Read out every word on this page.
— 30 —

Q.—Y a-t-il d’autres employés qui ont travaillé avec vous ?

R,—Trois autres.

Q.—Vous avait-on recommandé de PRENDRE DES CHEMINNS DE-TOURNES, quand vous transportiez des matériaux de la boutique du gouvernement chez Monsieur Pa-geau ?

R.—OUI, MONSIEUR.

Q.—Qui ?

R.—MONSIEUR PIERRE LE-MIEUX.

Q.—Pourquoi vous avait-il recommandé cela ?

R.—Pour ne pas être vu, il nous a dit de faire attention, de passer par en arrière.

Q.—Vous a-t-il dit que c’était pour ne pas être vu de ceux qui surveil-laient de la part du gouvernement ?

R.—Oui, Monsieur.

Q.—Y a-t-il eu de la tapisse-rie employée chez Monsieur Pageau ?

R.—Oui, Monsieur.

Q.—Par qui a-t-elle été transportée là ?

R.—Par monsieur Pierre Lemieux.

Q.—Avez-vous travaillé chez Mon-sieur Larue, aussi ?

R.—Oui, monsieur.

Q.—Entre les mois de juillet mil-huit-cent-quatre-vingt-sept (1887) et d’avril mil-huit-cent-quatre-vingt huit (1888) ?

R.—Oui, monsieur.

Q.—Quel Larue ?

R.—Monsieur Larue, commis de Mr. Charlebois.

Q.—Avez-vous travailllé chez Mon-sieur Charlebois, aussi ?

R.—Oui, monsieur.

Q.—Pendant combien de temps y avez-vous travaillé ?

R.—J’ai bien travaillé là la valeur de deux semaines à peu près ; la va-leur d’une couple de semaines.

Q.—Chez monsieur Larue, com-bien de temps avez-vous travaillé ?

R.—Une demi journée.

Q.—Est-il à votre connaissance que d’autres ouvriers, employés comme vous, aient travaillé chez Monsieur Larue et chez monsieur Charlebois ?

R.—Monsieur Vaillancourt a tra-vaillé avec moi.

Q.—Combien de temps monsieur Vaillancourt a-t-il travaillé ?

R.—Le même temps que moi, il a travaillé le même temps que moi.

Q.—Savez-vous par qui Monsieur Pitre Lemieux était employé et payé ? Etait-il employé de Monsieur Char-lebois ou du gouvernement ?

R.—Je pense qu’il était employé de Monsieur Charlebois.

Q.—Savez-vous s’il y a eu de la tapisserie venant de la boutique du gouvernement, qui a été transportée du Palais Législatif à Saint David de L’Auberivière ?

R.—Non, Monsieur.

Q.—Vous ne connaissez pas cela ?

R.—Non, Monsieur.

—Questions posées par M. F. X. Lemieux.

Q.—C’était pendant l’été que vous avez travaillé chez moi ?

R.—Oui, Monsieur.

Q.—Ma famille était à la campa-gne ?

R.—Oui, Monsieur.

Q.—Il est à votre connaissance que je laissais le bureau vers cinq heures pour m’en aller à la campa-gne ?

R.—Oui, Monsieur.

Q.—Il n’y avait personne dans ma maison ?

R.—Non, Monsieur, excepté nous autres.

***

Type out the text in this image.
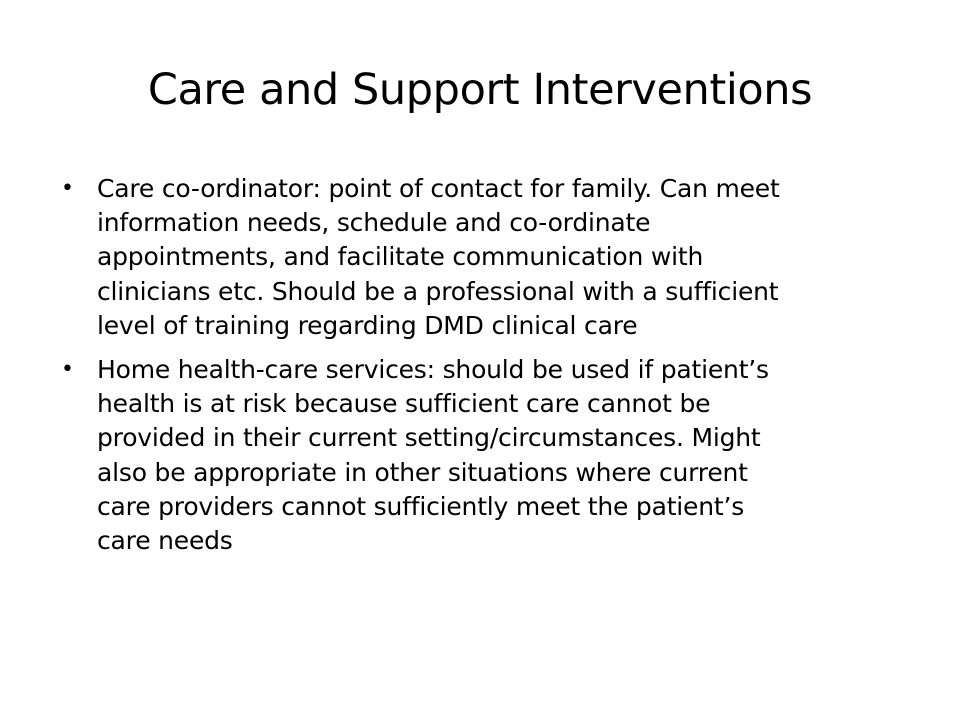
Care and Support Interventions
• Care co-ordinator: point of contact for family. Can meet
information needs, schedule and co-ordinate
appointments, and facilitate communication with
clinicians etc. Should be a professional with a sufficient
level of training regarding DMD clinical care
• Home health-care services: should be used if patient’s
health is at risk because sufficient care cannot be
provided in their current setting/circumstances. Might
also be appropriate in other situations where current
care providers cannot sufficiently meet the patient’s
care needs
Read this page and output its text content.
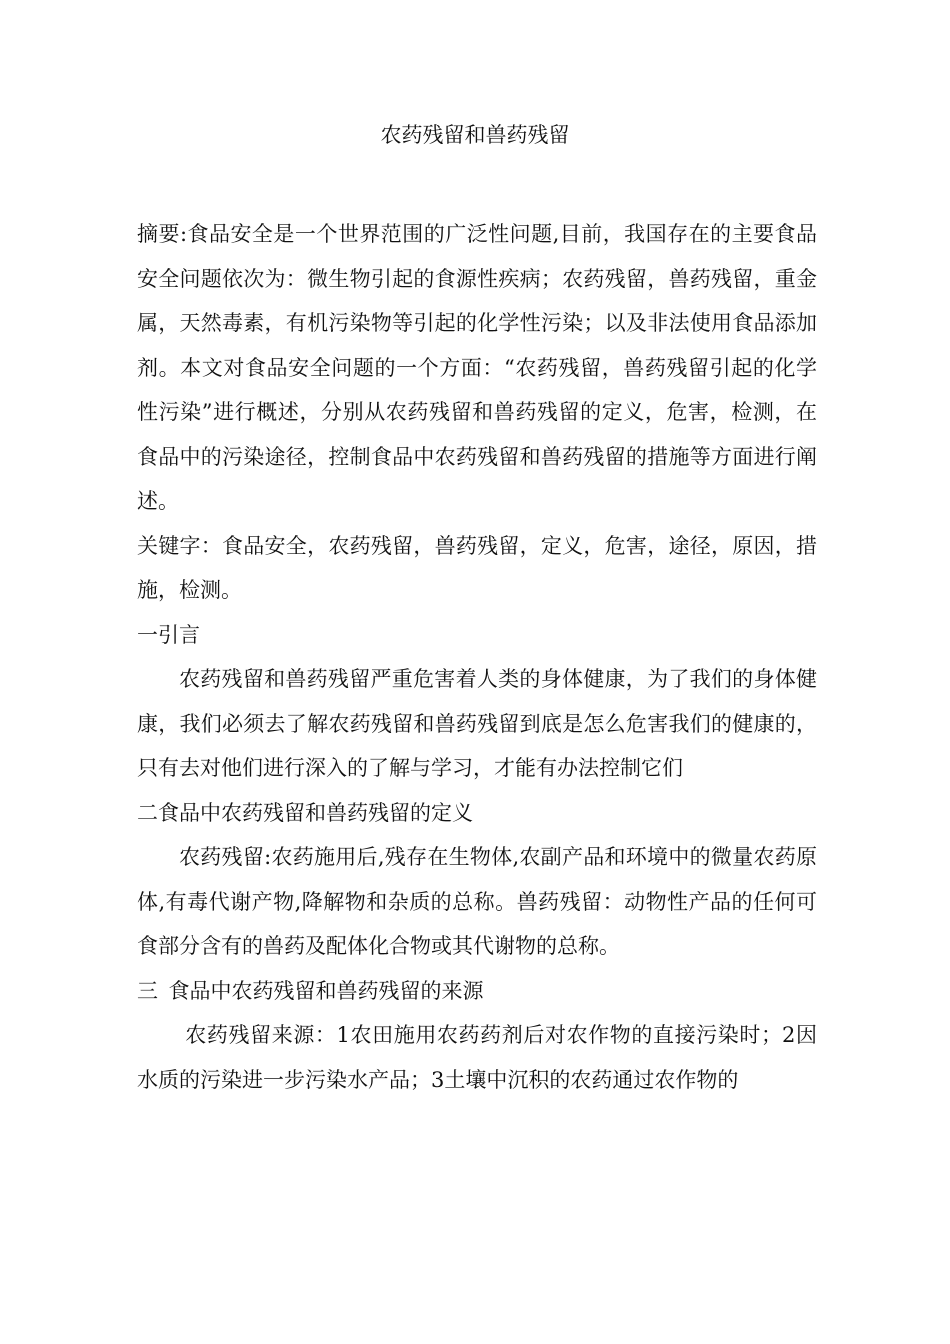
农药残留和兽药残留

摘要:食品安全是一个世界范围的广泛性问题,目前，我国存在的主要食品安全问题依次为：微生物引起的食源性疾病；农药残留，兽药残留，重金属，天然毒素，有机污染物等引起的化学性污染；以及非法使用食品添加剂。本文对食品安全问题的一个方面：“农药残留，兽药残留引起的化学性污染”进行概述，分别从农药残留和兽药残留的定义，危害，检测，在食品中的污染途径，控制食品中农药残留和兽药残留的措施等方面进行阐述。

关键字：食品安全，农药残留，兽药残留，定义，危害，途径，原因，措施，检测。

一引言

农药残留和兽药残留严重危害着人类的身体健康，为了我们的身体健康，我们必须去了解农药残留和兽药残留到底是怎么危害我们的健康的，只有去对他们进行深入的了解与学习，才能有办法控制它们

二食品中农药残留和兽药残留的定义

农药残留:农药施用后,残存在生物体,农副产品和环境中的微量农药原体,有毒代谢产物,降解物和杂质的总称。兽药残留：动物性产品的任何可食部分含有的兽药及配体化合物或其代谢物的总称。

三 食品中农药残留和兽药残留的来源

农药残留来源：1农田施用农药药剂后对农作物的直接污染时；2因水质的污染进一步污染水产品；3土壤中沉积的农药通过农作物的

***

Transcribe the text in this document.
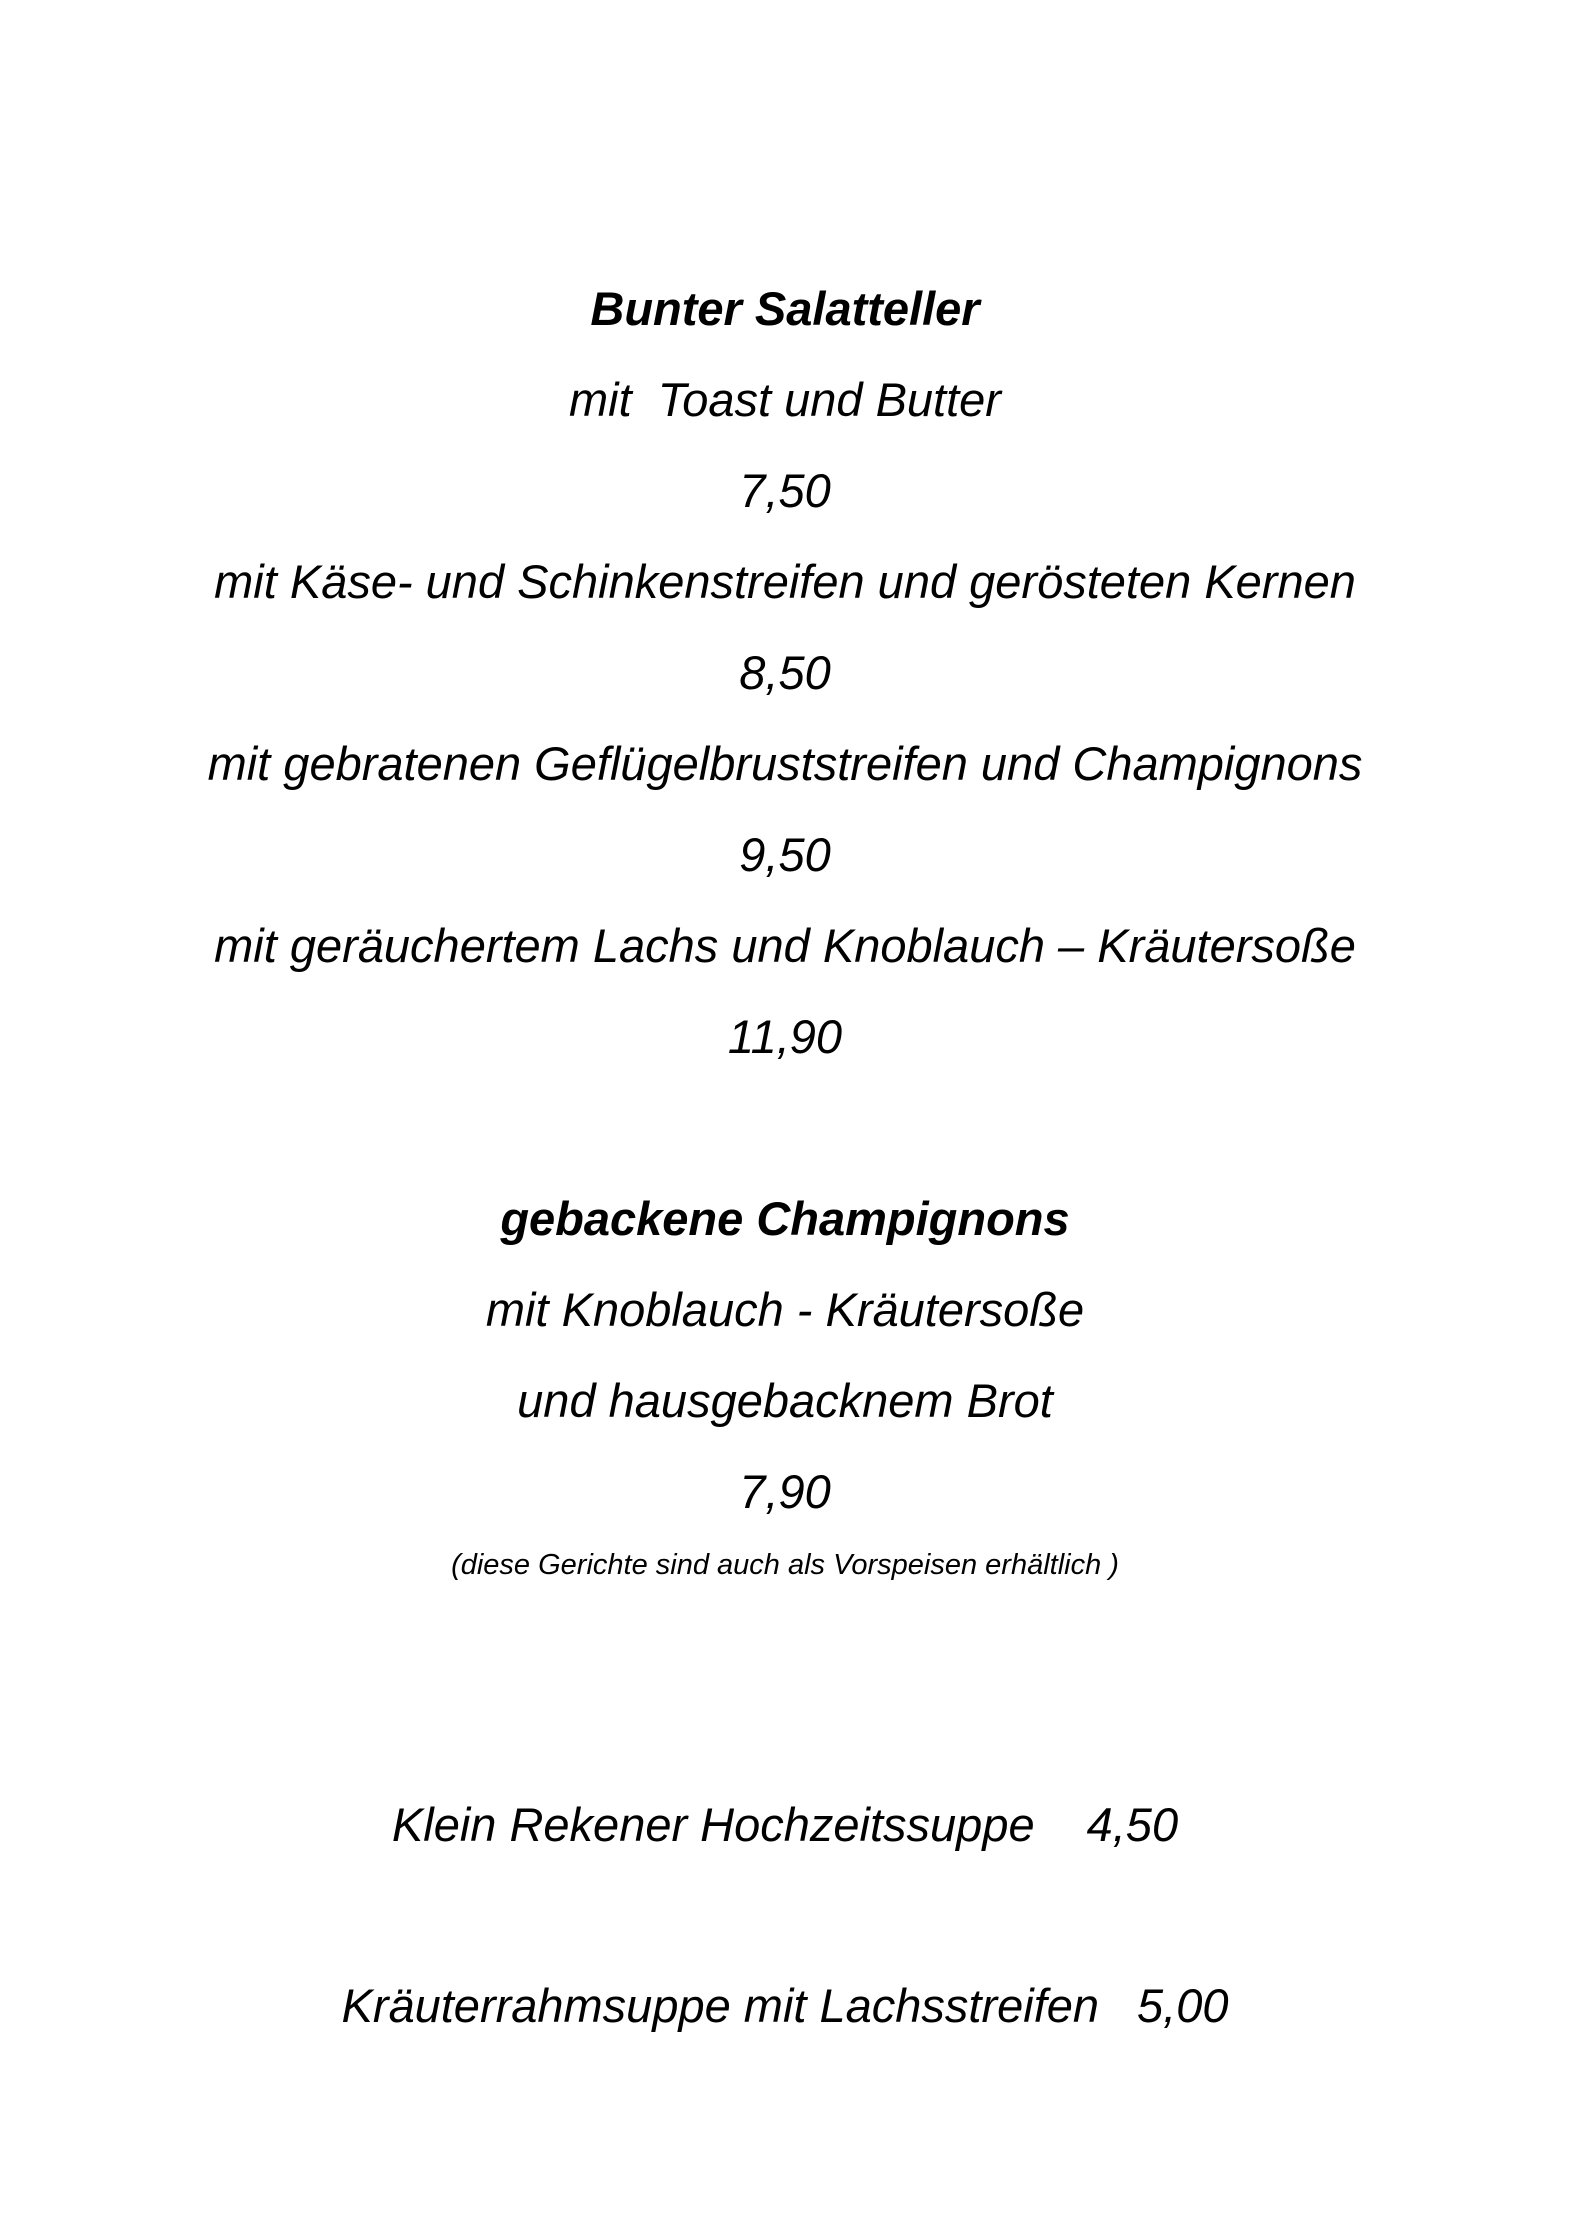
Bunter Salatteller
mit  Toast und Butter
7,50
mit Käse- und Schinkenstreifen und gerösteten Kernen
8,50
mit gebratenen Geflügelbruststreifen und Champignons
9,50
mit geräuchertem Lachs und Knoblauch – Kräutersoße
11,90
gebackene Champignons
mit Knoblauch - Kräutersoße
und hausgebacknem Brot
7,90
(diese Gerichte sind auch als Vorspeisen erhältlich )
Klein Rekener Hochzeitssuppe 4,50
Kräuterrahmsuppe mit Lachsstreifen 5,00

***

**What you need to do:**
How many lines of the records contain the string "Champignons"? Respond with the number alone.

**Written response:**
2